** Start of Extracted entries **

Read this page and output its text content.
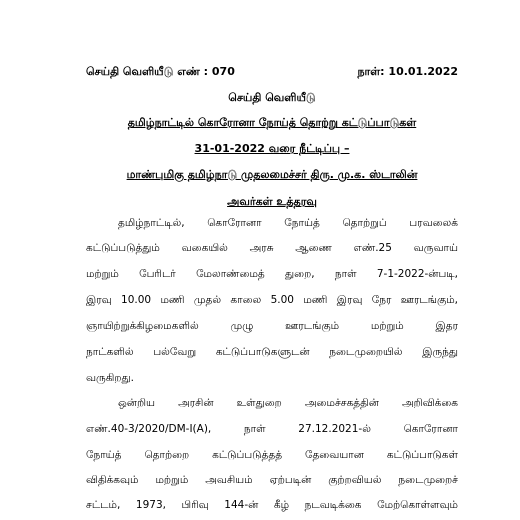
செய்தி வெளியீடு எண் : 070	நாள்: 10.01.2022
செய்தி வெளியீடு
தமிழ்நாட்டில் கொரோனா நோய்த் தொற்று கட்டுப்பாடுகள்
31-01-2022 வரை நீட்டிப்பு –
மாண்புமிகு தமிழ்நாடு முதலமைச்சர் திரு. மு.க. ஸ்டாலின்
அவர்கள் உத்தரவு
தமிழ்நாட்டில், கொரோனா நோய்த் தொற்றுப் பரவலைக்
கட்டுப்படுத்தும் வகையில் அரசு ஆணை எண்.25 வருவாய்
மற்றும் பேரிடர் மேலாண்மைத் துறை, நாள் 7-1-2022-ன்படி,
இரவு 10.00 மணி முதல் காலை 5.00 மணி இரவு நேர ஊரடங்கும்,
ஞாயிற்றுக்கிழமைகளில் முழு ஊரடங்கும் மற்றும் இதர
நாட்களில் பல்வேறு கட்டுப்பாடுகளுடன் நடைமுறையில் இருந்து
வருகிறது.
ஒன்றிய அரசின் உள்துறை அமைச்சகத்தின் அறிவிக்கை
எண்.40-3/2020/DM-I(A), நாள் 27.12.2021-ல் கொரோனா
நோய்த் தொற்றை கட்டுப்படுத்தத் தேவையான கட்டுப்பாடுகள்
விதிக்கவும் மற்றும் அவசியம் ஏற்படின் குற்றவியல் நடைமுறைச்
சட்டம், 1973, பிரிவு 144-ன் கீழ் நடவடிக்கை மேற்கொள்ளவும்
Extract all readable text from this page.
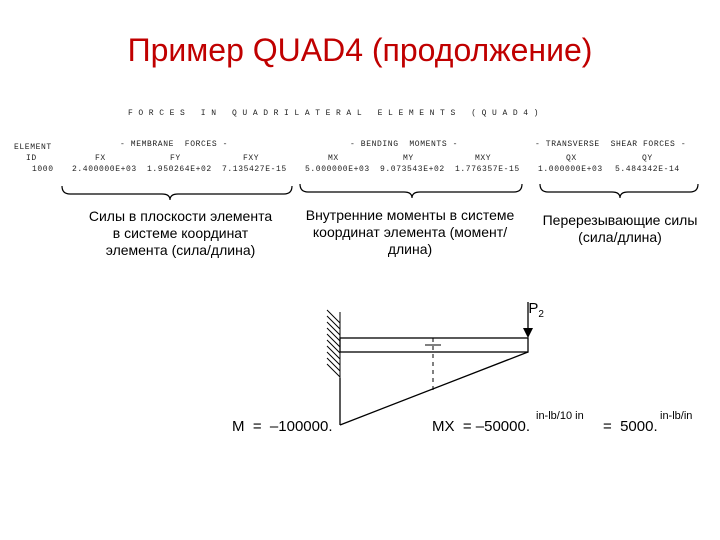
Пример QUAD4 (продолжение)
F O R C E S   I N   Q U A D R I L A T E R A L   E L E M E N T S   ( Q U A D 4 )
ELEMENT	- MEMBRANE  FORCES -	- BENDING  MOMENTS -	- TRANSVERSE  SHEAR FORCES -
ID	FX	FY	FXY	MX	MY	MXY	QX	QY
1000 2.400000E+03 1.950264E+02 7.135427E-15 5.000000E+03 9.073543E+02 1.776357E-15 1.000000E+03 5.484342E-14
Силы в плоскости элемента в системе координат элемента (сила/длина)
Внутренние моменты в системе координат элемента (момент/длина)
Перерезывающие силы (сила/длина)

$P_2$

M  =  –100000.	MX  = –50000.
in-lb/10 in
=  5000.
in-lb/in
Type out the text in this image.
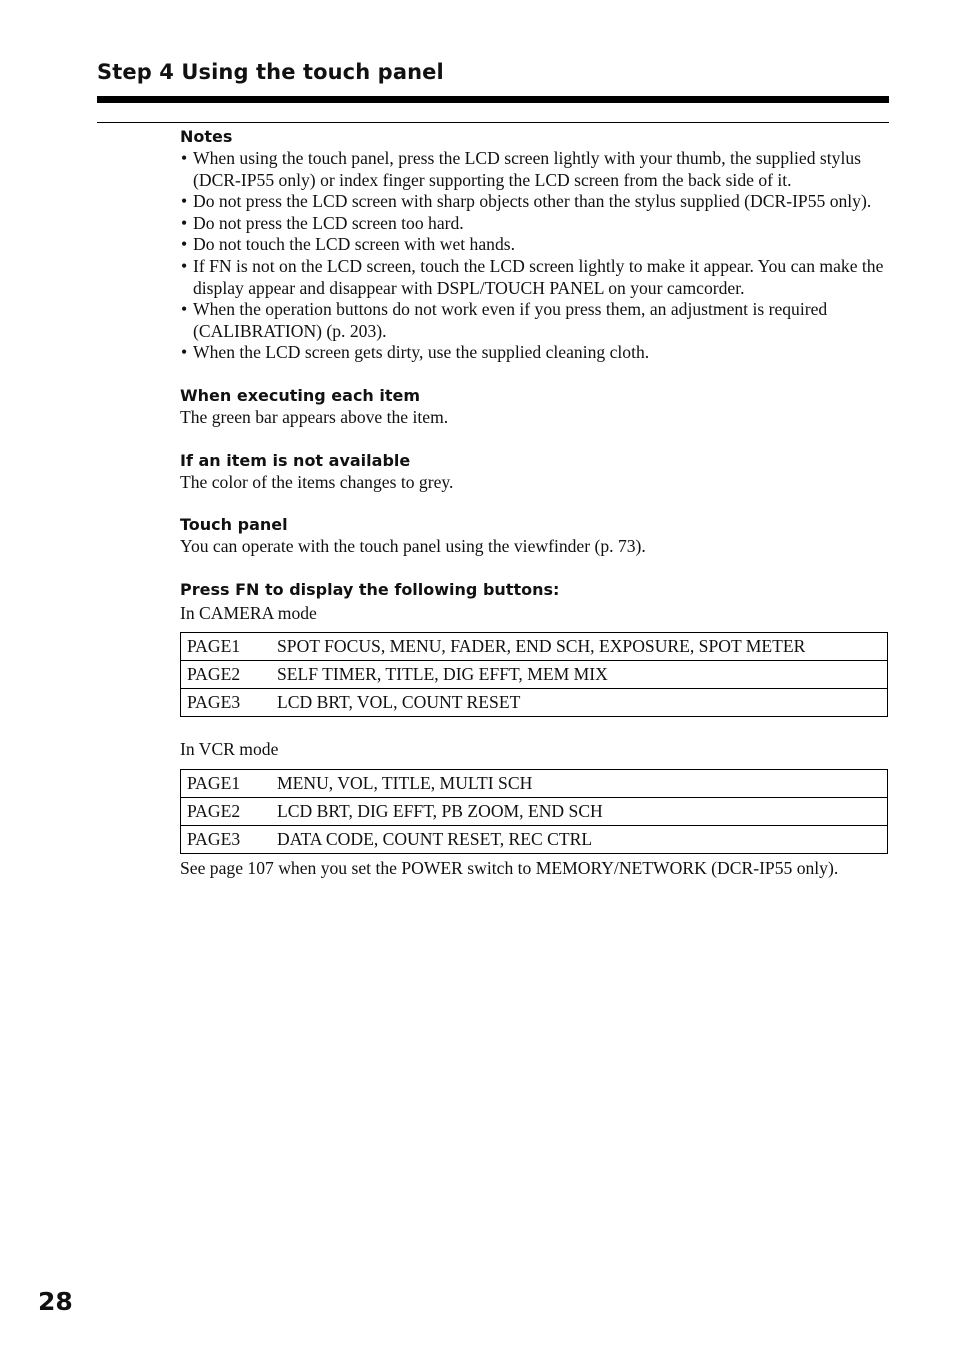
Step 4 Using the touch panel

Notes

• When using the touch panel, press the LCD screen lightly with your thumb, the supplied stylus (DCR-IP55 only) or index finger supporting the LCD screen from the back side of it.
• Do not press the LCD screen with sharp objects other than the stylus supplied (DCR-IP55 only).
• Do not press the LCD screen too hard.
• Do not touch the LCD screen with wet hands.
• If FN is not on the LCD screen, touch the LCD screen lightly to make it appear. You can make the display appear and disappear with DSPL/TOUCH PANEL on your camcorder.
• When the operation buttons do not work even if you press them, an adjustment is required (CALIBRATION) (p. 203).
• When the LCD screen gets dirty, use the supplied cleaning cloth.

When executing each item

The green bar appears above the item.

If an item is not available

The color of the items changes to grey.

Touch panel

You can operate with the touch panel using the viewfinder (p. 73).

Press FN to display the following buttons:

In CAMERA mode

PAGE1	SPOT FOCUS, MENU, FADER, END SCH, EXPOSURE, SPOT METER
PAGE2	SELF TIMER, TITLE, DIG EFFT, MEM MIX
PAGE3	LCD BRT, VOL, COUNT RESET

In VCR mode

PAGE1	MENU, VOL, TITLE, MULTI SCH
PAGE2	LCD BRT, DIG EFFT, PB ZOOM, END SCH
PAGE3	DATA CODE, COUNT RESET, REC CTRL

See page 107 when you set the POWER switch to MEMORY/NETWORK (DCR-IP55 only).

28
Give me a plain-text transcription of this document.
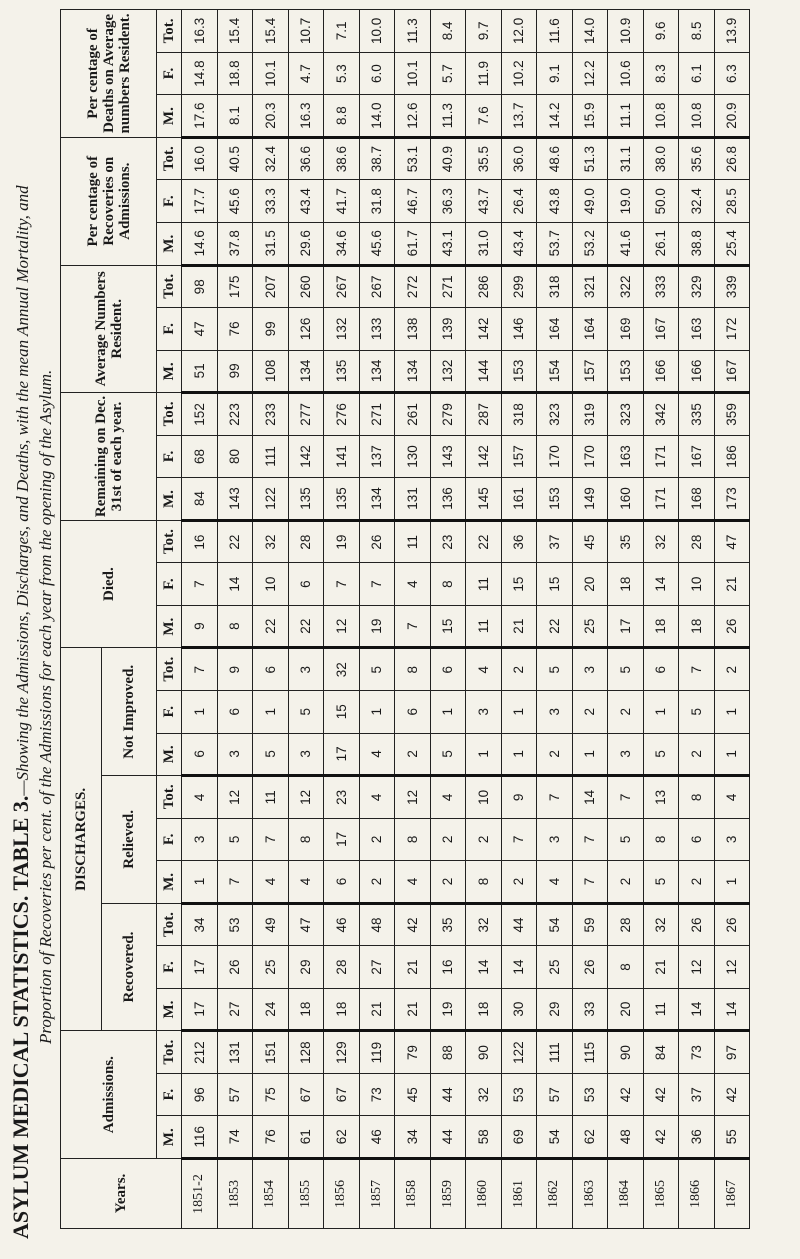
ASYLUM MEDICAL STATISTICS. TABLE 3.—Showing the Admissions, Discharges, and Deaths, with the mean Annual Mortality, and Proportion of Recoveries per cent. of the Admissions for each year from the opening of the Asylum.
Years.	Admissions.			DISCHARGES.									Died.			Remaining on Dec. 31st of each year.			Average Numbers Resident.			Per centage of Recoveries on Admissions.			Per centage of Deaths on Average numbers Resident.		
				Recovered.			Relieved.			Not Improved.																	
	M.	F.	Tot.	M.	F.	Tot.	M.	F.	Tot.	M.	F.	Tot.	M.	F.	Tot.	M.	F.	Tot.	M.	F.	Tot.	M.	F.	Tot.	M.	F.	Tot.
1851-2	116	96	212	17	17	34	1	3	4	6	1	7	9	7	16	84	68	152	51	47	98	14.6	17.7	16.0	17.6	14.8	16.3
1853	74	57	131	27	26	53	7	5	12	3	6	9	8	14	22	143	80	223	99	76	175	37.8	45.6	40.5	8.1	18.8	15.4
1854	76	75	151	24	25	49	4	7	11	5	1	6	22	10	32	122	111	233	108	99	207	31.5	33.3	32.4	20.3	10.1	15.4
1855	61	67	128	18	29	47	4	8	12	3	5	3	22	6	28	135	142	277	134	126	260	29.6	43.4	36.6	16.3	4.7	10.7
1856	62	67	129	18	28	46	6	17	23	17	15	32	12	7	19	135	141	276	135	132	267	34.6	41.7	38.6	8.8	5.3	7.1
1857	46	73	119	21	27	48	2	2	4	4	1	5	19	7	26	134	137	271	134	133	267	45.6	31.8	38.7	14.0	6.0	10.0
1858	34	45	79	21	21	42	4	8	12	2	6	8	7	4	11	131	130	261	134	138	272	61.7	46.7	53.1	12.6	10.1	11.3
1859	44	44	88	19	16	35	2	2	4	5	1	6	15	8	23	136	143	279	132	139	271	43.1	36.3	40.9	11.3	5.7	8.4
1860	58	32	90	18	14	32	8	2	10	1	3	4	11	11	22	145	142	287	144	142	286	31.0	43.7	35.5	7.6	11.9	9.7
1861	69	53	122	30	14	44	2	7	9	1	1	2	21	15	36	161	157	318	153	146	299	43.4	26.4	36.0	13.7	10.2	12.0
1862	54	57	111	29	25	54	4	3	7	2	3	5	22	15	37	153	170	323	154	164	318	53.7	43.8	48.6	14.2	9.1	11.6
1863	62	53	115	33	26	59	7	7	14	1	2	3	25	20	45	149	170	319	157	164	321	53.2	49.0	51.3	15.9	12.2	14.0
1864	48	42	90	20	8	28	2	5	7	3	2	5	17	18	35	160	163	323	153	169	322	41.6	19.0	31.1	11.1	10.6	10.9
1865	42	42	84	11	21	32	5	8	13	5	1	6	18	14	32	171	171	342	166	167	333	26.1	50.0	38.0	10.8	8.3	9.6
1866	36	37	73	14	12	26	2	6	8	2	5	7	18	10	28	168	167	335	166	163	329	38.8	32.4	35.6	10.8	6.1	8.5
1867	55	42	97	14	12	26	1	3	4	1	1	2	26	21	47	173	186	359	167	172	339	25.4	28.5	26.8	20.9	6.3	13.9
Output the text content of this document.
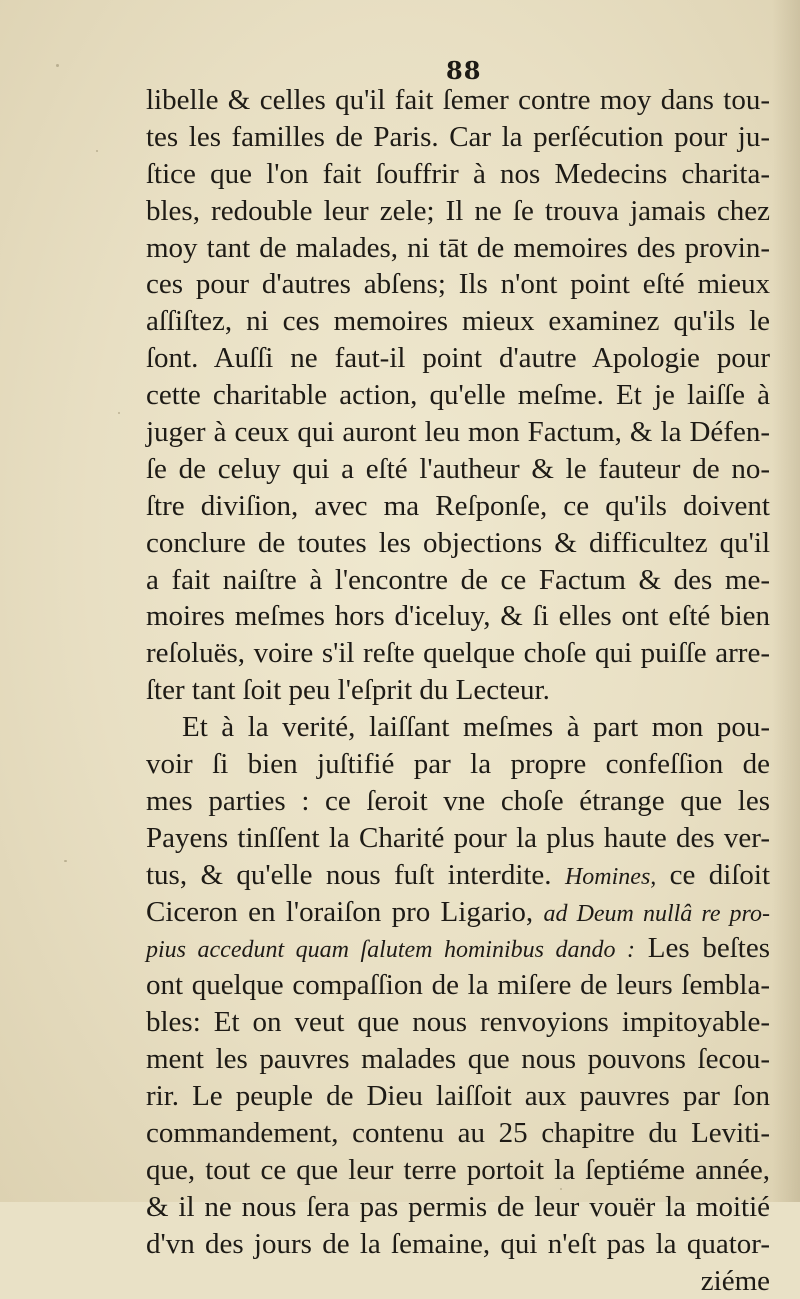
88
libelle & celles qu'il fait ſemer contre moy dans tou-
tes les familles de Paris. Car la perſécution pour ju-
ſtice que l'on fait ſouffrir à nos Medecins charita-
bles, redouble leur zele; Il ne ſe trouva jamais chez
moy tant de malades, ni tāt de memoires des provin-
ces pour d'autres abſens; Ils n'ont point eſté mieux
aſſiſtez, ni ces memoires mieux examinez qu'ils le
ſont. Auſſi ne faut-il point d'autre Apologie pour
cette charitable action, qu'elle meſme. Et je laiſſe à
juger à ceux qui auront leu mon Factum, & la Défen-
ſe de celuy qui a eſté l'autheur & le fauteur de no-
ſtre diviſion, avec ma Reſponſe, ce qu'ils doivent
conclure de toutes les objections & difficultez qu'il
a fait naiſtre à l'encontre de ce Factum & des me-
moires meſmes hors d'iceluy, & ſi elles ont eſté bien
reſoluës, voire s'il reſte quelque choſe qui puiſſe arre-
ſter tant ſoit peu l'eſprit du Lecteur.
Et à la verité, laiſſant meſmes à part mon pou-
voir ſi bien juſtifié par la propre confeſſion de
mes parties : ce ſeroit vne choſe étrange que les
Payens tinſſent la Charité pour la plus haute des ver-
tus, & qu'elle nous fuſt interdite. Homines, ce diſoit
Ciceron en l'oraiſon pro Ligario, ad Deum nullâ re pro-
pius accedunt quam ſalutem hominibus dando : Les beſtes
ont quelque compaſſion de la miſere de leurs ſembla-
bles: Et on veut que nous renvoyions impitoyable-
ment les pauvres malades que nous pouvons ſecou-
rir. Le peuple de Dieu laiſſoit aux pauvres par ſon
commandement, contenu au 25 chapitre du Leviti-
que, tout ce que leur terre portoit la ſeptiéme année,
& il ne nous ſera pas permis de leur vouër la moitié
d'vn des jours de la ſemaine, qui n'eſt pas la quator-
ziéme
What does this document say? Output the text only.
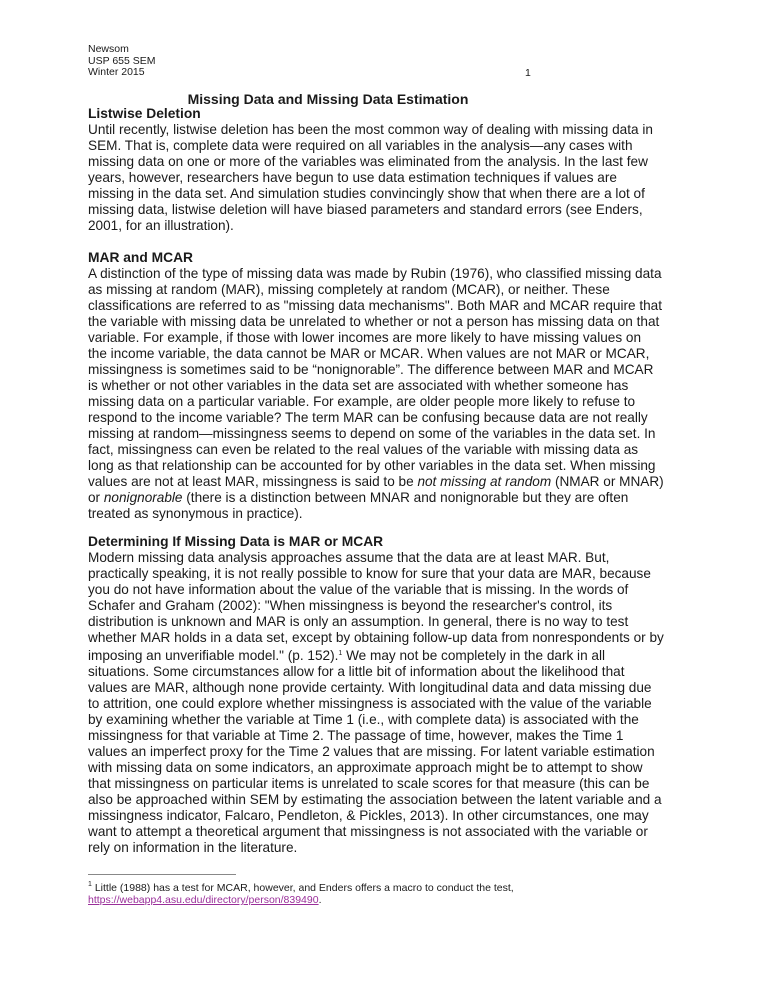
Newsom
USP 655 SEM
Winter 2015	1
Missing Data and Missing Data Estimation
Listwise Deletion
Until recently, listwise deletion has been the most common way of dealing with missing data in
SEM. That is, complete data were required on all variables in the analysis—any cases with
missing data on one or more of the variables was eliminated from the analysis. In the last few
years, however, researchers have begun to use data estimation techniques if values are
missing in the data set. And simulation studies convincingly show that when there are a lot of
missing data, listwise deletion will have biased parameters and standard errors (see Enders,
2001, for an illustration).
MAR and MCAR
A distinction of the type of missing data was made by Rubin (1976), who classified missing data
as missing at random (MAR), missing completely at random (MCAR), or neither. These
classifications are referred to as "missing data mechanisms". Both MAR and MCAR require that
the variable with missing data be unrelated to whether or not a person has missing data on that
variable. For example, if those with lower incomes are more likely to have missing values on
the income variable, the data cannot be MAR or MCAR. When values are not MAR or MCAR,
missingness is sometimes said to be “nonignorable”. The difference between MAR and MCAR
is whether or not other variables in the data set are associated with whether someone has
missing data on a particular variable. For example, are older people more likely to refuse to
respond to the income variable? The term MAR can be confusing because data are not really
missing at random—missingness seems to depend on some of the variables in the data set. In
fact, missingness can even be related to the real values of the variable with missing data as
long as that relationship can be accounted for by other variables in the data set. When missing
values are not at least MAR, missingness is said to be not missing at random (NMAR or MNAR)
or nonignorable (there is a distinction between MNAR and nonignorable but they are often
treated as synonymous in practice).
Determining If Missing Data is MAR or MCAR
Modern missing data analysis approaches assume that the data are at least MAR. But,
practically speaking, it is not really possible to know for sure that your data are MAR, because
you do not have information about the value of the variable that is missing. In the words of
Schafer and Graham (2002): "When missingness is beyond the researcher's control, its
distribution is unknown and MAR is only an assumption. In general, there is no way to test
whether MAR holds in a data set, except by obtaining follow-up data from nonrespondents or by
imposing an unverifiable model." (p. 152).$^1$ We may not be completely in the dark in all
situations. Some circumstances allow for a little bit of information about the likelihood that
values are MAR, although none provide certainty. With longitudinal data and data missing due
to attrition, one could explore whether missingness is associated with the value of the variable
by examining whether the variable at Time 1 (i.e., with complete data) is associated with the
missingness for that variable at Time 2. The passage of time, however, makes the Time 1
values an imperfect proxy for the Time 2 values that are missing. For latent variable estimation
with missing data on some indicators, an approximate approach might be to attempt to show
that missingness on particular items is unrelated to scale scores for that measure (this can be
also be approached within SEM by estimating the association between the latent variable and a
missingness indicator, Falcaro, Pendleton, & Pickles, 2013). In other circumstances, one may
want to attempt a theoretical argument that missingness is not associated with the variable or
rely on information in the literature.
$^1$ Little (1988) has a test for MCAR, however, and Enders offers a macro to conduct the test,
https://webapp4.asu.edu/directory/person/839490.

** End of Extracted entries **

_Given request_
Some lines of the data above may hold the word "latent"; report how many do, and nothing else.

_Problem solution_
2